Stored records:
* * * * *

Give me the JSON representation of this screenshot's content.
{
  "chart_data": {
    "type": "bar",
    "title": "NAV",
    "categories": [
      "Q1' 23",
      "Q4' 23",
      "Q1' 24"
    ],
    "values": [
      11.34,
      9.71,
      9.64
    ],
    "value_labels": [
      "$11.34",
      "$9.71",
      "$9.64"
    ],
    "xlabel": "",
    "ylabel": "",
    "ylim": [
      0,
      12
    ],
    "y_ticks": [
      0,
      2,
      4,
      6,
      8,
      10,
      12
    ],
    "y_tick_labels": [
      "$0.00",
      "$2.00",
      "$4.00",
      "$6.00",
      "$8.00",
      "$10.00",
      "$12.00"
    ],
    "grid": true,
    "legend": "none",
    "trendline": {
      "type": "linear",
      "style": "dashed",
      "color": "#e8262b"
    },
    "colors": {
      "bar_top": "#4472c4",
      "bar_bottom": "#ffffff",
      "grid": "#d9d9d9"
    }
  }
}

* * * * *

**Job**. Your task is to quote all of the data word for word.

**Expected answer**.
Give me the JSON representation of this screenshot's content.
{
  "chart_data": {
    "type": "bar",
    "title": "NAV",
    "categories": [
      "Q1' 23",
      "Q4' 23",
      "Q1' 24"
    ],
    "values": [
      11.34,
      9.71,
      9.64
    ],
    "value_labels": [
      "$11.34",
      "$9.71",
      "$9.64"
    ],
    "xlabel": "",
    "ylabel": "",
    "ylim": [
      0,
      12
    ],
    "y_ticks": [
      0,
      2,
      4,
      6,
      8,
      10,
      12
    ],
    "y_tick_labels": [
      "$0.00",
      "$2.00",
      "$4.00",
      "$6.00",
      "$8.00",
      "$10.00",
      "$12.00"
    ],
    "grid": true,
    "legend": "none",
    "trendline": {
      "type": "linear",
      "style": "dashed",
      "color": "#e8262b"
    },
    "colors": {
      "bar_top": "#4472c4",
      "bar_bottom": "#ffffff",
      "grid": "#d9d9d9"
    }
  }
}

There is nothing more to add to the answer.